Raw records ->
-=-=-

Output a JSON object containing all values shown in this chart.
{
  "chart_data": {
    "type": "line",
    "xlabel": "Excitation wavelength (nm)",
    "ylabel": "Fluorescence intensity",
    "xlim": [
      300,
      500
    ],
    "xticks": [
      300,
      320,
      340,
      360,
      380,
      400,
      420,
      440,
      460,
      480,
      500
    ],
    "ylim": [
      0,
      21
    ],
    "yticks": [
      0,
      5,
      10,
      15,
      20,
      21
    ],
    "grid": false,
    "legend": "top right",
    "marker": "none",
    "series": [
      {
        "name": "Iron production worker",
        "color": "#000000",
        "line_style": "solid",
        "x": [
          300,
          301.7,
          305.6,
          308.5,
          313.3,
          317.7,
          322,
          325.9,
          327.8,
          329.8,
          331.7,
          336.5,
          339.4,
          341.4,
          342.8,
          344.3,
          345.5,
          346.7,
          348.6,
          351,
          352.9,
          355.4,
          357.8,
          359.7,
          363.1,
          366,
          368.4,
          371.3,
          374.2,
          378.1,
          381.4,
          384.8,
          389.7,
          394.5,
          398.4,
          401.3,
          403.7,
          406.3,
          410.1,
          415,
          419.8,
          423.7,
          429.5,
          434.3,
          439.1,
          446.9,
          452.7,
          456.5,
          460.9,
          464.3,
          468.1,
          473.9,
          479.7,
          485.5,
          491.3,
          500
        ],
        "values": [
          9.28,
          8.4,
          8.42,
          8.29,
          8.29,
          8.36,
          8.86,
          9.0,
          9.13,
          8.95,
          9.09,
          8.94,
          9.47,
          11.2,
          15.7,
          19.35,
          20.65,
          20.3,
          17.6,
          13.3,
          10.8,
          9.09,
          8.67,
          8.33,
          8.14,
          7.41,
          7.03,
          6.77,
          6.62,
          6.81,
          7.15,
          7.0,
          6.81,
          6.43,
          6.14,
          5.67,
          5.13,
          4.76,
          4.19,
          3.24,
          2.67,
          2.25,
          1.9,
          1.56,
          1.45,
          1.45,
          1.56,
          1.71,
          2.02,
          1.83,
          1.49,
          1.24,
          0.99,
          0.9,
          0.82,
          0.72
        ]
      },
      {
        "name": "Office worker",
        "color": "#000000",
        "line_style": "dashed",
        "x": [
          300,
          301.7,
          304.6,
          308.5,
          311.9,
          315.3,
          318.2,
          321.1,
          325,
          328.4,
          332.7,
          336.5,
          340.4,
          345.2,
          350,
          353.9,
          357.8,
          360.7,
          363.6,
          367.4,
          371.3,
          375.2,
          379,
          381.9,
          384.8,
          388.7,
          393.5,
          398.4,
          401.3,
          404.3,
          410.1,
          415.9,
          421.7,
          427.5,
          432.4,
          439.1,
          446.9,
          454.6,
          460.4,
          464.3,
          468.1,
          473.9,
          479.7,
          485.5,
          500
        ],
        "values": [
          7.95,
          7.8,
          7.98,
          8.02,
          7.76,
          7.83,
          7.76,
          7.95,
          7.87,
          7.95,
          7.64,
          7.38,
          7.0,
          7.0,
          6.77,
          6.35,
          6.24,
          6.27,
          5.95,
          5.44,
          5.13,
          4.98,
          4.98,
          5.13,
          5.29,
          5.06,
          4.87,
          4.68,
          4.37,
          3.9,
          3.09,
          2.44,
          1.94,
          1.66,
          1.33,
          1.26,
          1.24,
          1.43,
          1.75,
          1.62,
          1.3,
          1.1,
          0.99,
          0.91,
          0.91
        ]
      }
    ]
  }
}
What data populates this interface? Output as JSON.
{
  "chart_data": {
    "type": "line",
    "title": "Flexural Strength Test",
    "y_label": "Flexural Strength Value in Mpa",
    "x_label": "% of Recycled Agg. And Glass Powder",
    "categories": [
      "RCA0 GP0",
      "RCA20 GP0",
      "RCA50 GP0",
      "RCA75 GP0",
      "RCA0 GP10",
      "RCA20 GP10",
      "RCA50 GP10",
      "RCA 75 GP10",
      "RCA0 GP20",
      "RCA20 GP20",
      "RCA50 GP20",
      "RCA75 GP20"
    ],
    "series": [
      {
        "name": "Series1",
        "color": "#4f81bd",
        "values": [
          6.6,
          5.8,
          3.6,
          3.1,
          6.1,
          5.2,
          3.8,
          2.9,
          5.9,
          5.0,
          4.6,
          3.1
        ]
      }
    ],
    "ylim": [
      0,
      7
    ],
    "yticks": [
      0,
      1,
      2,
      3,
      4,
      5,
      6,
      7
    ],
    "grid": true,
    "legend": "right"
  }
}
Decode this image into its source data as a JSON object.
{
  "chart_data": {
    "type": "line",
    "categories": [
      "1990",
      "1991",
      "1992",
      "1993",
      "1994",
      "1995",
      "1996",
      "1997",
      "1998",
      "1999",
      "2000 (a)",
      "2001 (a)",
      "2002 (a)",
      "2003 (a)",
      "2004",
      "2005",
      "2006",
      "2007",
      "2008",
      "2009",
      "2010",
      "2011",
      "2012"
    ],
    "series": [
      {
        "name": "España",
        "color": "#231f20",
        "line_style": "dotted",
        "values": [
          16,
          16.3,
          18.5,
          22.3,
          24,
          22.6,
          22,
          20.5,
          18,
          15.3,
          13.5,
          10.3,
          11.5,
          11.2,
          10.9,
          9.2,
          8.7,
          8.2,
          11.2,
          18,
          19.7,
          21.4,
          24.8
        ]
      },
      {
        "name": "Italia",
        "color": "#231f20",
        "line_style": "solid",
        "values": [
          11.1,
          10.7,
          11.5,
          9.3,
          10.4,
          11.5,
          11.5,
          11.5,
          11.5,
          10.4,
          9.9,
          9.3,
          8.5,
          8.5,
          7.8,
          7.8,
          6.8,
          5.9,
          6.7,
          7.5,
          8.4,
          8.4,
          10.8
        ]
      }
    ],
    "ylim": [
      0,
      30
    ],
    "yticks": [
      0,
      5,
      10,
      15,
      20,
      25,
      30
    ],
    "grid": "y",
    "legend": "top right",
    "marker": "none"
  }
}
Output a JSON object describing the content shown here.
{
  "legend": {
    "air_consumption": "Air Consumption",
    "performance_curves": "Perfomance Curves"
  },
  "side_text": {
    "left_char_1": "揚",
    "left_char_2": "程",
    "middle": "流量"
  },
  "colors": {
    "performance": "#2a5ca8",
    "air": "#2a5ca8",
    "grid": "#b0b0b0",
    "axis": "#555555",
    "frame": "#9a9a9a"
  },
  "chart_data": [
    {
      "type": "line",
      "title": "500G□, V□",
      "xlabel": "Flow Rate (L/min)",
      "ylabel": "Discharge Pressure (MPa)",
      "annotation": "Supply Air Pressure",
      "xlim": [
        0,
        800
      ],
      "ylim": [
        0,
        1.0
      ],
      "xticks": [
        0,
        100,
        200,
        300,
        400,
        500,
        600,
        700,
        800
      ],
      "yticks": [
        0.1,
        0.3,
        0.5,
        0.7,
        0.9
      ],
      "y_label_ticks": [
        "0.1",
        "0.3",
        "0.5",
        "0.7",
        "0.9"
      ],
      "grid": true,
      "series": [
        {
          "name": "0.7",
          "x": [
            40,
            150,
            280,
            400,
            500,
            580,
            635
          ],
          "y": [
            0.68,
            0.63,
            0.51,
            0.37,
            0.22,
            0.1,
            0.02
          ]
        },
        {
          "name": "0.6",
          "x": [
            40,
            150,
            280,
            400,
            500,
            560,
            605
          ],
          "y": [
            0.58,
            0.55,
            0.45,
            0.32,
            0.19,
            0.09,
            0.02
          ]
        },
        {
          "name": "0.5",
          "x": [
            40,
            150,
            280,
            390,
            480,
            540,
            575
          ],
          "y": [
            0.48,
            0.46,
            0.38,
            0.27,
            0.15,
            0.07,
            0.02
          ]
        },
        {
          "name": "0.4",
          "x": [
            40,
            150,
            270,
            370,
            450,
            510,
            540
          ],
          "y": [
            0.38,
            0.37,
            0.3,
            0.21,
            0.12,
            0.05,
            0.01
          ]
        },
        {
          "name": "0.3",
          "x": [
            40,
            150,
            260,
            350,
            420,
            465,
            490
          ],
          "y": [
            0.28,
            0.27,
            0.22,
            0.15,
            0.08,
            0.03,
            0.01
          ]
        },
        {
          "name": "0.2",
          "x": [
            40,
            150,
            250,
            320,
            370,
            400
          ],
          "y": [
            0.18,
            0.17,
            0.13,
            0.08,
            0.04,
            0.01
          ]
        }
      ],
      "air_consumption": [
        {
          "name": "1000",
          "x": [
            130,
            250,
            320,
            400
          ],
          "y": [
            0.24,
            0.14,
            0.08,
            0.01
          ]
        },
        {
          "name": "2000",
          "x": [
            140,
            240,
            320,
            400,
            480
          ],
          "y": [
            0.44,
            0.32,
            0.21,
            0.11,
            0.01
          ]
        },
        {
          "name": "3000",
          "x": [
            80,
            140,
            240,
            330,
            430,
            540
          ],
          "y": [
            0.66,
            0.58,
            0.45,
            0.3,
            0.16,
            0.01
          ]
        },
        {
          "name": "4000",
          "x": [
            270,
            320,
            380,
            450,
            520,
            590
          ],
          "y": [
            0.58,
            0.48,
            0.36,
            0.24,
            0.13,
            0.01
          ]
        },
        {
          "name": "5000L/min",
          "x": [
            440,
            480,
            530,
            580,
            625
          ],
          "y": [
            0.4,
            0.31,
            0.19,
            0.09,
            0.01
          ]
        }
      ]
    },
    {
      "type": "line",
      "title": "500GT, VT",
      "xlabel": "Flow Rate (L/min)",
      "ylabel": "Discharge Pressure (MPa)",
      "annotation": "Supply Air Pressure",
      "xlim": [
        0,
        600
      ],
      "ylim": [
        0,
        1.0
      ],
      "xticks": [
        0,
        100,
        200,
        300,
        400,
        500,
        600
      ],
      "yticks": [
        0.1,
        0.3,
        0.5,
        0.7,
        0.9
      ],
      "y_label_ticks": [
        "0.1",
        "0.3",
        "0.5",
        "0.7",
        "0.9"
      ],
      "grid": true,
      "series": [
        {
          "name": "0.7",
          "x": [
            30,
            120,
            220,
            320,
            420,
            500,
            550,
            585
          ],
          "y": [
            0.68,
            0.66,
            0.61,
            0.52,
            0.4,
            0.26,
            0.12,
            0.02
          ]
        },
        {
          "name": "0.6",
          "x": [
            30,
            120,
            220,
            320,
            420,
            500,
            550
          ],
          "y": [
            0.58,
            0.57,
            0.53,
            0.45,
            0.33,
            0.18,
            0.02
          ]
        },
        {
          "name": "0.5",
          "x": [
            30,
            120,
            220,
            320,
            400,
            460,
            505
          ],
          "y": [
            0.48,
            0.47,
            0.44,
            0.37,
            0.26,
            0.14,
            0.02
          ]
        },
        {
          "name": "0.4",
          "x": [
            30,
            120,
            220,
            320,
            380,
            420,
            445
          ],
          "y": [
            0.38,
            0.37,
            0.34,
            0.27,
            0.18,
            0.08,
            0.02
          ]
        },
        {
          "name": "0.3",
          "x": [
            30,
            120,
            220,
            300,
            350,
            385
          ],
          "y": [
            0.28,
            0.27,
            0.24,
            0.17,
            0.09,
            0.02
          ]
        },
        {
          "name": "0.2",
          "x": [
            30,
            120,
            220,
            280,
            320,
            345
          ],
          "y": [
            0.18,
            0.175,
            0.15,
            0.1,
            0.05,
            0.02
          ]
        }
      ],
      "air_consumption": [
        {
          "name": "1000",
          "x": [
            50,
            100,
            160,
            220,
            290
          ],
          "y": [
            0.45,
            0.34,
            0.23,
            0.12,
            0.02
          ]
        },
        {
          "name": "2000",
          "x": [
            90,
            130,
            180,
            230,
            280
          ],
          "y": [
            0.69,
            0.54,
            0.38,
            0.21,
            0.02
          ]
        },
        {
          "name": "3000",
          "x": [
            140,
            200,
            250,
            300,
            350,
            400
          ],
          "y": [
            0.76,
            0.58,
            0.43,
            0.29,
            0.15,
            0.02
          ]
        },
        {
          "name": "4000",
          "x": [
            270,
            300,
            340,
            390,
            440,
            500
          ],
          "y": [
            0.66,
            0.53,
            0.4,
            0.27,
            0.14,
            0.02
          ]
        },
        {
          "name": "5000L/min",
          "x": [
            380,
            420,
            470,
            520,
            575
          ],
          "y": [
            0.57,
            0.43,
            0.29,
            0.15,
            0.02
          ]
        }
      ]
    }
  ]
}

-=-=-

TASK REQUIREMENTS -> List all lines holding the string "shown".

RESULT ->
Output a JSON object containing all values shown in this chart.
Output a JSON object describing the content shown here.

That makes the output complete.